Write out the records below once more, exactly as they stand.

=== RECORDS PROVIDED ===

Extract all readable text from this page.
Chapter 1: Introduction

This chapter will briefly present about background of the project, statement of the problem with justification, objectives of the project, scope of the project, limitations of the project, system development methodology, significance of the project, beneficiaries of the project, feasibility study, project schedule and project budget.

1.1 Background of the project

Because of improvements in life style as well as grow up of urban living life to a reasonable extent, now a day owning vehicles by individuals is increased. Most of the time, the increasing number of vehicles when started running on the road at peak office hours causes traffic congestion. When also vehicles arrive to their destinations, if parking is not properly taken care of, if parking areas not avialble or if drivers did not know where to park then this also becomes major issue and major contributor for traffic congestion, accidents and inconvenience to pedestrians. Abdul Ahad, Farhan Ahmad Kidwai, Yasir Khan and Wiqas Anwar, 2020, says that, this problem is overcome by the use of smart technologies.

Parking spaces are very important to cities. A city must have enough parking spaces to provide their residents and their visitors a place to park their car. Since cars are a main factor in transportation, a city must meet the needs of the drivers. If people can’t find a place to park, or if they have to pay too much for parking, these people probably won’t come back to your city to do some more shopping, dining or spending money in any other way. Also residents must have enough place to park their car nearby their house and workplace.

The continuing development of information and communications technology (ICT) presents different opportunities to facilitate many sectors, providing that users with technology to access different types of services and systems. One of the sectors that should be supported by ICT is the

===

**TASK OUTPUT**
Extract all readable text from this page.
Chapter 1: Introduction

This chapter will briefly present about background of the project, statement of the problem with justification, objectives of the project, scope of the project, limitations of the project, system development methodology, significance of the project, beneficiaries of the project, feasibility study, project schedule and project budget.

1.1 Background of the project

Because of improvements in life style as well as grow up of urban living life to a reasonable extent, now a day owning vehicles by individuals is increased. Most of the time, the increasing number of vehicles when started running on the road at peak office hours causes traffic congestion. When also vehicles arrive to their destinations, if parking is not properly taken care of, if parking areas not avialble or if drivers did not know where to park then this also becomes major issue and major contributor for traffic congestion, accidents and inconvenience to pedestrians. Abdul Ahad, Farhan Ahmad Kidwai, Yasir Khan and Wiqas Anwar, 2020, says that, this problem is overcome by the use of smart technologies.

Parking spaces are very important to cities. A city must have enough parking spaces to provide their residents and their visitors a place to park their car. Since cars are a main factor in transportation, a city must meet the needs of the drivers. If people can’t find a place to park, or if they have to pay too much for parking, these people probably won’t come back to your city to do some more shopping, dining or spending money in any other way. Also residents must have enough place to park their car nearby their house and workplace.

The continuing development of information and communications technology (ICT) presents different opportunities to facilitate many sectors, providing that users with technology to access different types of services and systems. One of the sectors that should be supported by ICT is the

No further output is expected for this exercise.